**Dataset records**
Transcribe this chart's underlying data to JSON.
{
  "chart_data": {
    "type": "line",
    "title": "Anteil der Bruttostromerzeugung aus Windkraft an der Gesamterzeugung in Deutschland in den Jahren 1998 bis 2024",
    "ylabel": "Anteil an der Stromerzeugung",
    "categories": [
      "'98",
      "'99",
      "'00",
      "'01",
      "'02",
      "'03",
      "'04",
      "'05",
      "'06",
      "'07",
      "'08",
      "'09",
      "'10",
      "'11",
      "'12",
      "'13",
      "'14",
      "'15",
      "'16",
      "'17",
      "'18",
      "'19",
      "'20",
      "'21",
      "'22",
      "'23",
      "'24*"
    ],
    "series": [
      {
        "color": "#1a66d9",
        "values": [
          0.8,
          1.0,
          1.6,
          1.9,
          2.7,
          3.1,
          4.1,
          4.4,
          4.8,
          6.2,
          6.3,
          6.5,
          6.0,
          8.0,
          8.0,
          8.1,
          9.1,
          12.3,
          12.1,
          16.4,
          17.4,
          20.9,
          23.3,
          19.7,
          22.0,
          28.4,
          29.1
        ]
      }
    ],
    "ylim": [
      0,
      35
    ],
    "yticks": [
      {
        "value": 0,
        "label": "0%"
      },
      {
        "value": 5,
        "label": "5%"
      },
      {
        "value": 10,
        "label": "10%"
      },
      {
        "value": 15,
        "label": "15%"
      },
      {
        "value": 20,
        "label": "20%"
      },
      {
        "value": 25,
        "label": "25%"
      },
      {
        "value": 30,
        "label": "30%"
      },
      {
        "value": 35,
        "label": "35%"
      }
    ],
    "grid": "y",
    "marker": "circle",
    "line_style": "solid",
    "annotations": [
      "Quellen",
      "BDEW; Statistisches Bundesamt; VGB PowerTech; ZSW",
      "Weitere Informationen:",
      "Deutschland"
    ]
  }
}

**Problem requirements**
Reproduce the entire listing word for word.

**Worked answer**
Transcribe this chart's underlying data to JSON.
{
  "chart_data": {
    "type": "line",
    "title": "Anteil der Bruttostromerzeugung aus Windkraft an der Gesamterzeugung in Deutschland in den Jahren 1998 bis 2024",
    "ylabel": "Anteil an der Stromerzeugung",
    "categories": [
      "'98",
      "'99",
      "'00",
      "'01",
      "'02",
      "'03",
      "'04",
      "'05",
      "'06",
      "'07",
      "'08",
      "'09",
      "'10",
      "'11",
      "'12",
      "'13",
      "'14",
      "'15",
      "'16",
      "'17",
      "'18",
      "'19",
      "'20",
      "'21",
      "'22",
      "'23",
      "'24*"
    ],
    "series": [
      {
        "color": "#1a66d9",
        "values": [
          0.8,
          1.0,
          1.6,
          1.9,
          2.7,
          3.1,
          4.1,
          4.4,
          4.8,
          6.2,
          6.3,
          6.5,
          6.0,
          8.0,
          8.0,
          8.1,
          9.1,
          12.3,
          12.1,
          16.4,
          17.4,
          20.9,
          23.3,
          19.7,
          22.0,
          28.4,
          29.1
        ]
      }
    ],
    "ylim": [
      0,
      35
    ],
    "yticks": [
      {
        "value": 0,
        "label": "0%"
      },
      {
        "value": 5,
        "label": "5%"
      },
      {
        "value": 10,
        "label": "10%"
      },
      {
        "value": 15,
        "label": "15%"
      },
      {
        "value": 20,
        "label": "20%"
      },
      {
        "value": 25,
        "label": "25%"
      },
      {
        "value": 30,
        "label": "30%"
      },
      {
        "value": 35,
        "label": "35%"
      }
    ],
    "grid": "y",
    "marker": "circle",
    "line_style": "solid",
    "annotations": [
      "Quellen",
      "BDEW; Statistisches Bundesamt; VGB PowerTech; ZSW",
      "Weitere Informationen:",
      "Deutschland"
    ]
  }
}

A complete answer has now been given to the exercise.